##### Record set

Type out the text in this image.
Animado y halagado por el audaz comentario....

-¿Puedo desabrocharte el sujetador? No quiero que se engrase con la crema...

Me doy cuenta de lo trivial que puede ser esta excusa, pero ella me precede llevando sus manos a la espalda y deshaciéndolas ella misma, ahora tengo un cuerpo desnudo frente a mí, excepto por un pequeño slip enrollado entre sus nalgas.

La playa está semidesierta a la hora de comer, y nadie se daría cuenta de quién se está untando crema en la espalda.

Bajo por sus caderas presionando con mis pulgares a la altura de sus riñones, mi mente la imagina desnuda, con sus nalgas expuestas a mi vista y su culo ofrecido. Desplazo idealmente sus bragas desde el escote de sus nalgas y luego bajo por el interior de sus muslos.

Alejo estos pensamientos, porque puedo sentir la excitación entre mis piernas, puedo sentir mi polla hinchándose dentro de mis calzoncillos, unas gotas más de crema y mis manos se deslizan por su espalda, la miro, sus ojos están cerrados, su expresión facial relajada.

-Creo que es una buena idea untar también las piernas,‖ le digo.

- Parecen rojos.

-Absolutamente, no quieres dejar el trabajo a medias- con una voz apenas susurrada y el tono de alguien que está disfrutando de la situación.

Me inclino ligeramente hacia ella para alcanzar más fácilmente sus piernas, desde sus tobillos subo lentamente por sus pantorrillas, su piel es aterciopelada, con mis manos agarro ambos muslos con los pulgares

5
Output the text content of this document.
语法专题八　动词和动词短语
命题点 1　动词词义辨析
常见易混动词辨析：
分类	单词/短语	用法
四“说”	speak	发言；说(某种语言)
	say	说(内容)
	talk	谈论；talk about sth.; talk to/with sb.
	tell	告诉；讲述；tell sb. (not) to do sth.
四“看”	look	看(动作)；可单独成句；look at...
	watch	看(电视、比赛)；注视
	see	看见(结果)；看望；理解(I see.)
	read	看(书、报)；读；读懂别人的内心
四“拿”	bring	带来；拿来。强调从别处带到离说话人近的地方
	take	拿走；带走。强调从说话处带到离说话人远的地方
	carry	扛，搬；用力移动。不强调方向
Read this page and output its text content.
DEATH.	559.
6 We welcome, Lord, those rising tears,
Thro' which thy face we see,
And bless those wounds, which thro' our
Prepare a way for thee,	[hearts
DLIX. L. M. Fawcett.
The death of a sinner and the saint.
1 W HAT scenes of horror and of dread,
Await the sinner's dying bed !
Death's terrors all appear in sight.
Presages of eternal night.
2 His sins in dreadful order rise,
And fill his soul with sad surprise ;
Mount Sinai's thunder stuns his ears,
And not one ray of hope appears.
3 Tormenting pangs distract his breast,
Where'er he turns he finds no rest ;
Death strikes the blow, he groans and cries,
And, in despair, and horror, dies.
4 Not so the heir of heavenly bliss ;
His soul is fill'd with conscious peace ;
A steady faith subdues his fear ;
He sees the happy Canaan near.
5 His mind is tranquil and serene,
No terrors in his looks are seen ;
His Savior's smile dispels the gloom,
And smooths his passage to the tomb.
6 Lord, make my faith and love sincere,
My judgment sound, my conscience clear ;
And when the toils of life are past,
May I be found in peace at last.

##########

Exercise details:
Return all lines of the material above in which the word "pulgares" occurs.

Task output:
Bajo por sus caderas presionando con mis pulgares a la altura de sus riñones, mi mente la imagina desnuda, con sus nalgas expuestas a mi vista y su culo ofrecido. Desplazo idealmente sus bragas desde el escote de sus nalgas y luego bajo por el interior de sus muslos.
Me inclino ligeramente hacia ella para alcanzar más fácilmente sus piernas, desde sus tobillos subo lentamente por sus pantorrillas, su piel es aterciopelada, con mis manos agarro ambos muslos con los pulgares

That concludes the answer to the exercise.